Omit images. Retype all entries verbatim.

(Records excerpted from a collection)

***

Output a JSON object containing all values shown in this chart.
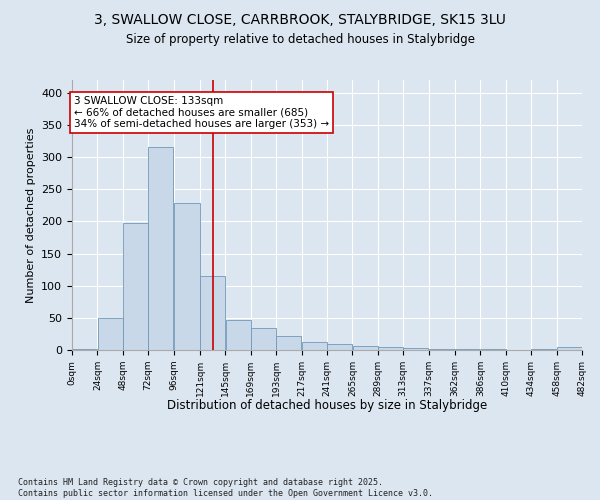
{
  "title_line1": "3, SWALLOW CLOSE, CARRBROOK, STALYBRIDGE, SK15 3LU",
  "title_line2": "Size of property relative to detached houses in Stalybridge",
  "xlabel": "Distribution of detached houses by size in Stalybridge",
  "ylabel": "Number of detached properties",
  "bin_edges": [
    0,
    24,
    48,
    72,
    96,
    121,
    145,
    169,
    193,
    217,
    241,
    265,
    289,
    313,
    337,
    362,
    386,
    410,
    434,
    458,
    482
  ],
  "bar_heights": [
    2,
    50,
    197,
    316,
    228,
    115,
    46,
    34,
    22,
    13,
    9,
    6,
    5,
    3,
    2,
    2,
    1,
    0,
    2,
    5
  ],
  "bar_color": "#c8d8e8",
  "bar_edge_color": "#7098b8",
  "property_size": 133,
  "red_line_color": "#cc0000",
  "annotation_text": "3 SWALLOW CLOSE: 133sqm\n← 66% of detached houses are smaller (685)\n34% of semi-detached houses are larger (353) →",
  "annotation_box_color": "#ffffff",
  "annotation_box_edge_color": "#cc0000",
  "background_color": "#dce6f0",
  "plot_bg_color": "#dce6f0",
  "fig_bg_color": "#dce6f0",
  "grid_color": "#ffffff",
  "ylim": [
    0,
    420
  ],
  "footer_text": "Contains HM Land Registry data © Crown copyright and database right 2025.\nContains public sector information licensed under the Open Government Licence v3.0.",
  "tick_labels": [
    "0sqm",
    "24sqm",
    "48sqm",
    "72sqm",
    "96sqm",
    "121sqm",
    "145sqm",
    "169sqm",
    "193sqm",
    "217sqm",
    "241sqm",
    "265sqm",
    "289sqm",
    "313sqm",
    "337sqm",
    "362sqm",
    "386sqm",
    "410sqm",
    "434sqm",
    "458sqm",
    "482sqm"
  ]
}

***

§ Result
Output a JSON object containing all values shown in this chart.
{
  "title_line1": "3, SWALLOW CLOSE, CARRBROOK, STALYBRIDGE, SK15 3LU",
  "title_line2": "Size of property relative to detached houses in Stalybridge",
  "xlabel": "Distribution of detached houses by size in Stalybridge",
  "ylabel": "Number of detached properties",
  "bin_edges": [
    0,
    24,
    48,
    72,
    96,
    121,
    145,
    169,
    193,
    217,
    241,
    265,
    289,
    313,
    337,
    362,
    386,
    410,
    434,
    458,
    482
  ],
  "bar_heights": [
    2,
    50,
    197,
    316,
    228,
    115,
    46,
    34,
    22,
    13,
    9,
    6,
    5,
    3,
    2,
    2,
    1,
    0,
    2,
    5
  ],
  "bar_color": "#c8d8e8",
  "bar_edge_color": "#7098b8",
  "property_size": 133,
  "red_line_color": "#cc0000",
  "annotation_text": "3 SWALLOW CLOSE: 133sqm\n← 66% of detached houses are smaller (685)\n34% of semi-detached houses are larger (353) →",
  "annotation_box_color": "#ffffff",
  "annotation_box_edge_color": "#cc0000",
  "background_color": "#dce6f0",
  "plot_bg_color": "#dce6f0",
  "fig_bg_color": "#dce6f0",
  "grid_color": "#ffffff",
  "ylim": [
    0,
    420
  ],
  "footer_text": "Contains HM Land Registry data © Crown copyright and database right 2025.\nContains public sector information licensed under the Open Government Licence v3.0.",
  "tick_labels": [
    "0sqm",
    "24sqm",
    "48sqm",
    "72sqm",
    "96sqm",
    "121sqm",
    "145sqm",
    "169sqm",
    "193sqm",
    "217sqm",
    "241sqm",
    "265sqm",
    "289sqm",
    "313sqm",
    "337sqm",
    "362sqm",
    "386sqm",
    "410sqm",
    "434sqm",
    "458sqm",
    "482sqm"
  ]
}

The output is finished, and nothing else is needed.